→ Material shown:
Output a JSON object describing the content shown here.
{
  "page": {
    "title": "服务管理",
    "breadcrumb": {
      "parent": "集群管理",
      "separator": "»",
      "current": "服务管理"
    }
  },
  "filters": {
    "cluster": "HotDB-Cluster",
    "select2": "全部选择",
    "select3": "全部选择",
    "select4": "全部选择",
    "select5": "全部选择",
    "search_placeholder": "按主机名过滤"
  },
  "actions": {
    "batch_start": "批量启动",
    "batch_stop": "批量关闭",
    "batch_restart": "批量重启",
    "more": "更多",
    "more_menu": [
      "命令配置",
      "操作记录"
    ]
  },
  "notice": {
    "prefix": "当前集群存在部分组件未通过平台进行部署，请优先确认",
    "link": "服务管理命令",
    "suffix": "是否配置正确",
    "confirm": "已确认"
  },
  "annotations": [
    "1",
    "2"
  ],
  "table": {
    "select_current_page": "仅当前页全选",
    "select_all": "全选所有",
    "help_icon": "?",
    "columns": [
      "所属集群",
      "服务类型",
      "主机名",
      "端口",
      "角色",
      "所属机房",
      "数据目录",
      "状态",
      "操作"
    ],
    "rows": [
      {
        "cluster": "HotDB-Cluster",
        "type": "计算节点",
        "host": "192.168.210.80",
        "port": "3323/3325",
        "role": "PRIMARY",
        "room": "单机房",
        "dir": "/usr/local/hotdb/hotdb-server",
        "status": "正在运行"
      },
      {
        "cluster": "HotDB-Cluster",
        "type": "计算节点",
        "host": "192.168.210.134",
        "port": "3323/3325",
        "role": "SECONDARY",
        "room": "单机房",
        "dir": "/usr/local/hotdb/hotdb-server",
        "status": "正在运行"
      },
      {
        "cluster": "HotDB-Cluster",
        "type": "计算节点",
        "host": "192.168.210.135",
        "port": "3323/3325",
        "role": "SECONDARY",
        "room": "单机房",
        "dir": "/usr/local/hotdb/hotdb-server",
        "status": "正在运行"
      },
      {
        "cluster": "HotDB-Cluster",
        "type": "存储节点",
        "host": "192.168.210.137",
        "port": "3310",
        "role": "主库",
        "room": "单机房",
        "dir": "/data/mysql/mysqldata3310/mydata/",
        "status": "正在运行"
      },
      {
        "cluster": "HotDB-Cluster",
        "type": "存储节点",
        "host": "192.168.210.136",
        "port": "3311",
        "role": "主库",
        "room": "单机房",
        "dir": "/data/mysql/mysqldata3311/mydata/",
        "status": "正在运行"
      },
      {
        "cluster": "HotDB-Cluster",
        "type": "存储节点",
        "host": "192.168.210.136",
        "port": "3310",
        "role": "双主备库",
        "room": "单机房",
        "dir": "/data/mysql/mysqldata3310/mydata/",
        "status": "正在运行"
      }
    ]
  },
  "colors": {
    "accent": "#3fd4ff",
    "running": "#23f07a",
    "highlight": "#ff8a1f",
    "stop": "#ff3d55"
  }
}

→ What the task requires: Recopy the whole listing exactly.

→ Result of this task:
Output a JSON object describing the content shown here.
{
  "page": {
    "title": "服务管理",
    "breadcrumb": {
      "parent": "集群管理",
      "separator": "»",
      "current": "服务管理"
    }
  },
  "filters": {
    "cluster": "HotDB-Cluster",
    "select2": "全部选择",
    "select3": "全部选择",
    "select4": "全部选择",
    "select5": "全部选择",
    "search_placeholder": "按主机名过滤"
  },
  "actions": {
    "batch_start": "批量启动",
    "batch_stop": "批量关闭",
    "batch_restart": "批量重启",
    "more": "更多",
    "more_menu": [
      "命令配置",
      "操作记录"
    ]
  },
  "notice": {
    "prefix": "当前集群存在部分组件未通过平台进行部署，请优先确认",
    "link": "服务管理命令",
    "suffix": "是否配置正确",
    "confirm": "已确认"
  },
  "annotations": [
    "1",
    "2"
  ],
  "table": {
    "select_current_page": "仅当前页全选",
    "select_all": "全选所有",
    "help_icon": "?",
    "columns": [
      "所属集群",
      "服务类型",
      "主机名",
      "端口",
      "角色",
      "所属机房",
      "数据目录",
      "状态",
      "操作"
    ],
    "rows": [
      {
        "cluster": "HotDB-Cluster",
        "type": "计算节点",
        "host": "192.168.210.80",
        "port": "3323/3325",
        "role": "PRIMARY",
        "room": "单机房",
        "dir": "/usr/local/hotdb/hotdb-server",
        "status": "正在运行"
      },
      {
        "cluster": "HotDB-Cluster",
        "type": "计算节点",
        "host": "192.168.210.134",
        "port": "3323/3325",
        "role": "SECONDARY",
        "room": "单机房",
        "dir": "/usr/local/hotdb/hotdb-server",
        "status": "正在运行"
      },
      {
        "cluster": "HotDB-Cluster",
        "type": "计算节点",
        "host": "192.168.210.135",
        "port": "3323/3325",
        "role": "SECONDARY",
        "room": "单机房",
        "dir": "/usr/local/hotdb/hotdb-server",
        "status": "正在运行"
      },
      {
        "cluster": "HotDB-Cluster",
        "type": "存储节点",
        "host": "192.168.210.137",
        "port": "3310",
        "role": "主库",
        "room": "单机房",
        "dir": "/data/mysql/mysqldata3310/mydata/",
        "status": "正在运行"
      },
      {
        "cluster": "HotDB-Cluster",
        "type": "存储节点",
        "host": "192.168.210.136",
        "port": "3311",
        "role": "主库",
        "room": "单机房",
        "dir": "/data/mysql/mysqldata3311/mydata/",
        "status": "正在运行"
      },
      {
        "cluster": "HotDB-Cluster",
        "type": "存储节点",
        "host": "192.168.210.136",
        "port": "3310",
        "role": "双主备库",
        "room": "单机房",
        "dir": "/data/mysql/mysqldata3310/mydata/",
        "status": "正在运行"
      }
    ]
  },
  "colors": {
    "accent": "#3fd4ff",
    "running": "#23f07a",
    "highlight": "#ff8a1f",
    "stop": "#ff3d55"
  }
}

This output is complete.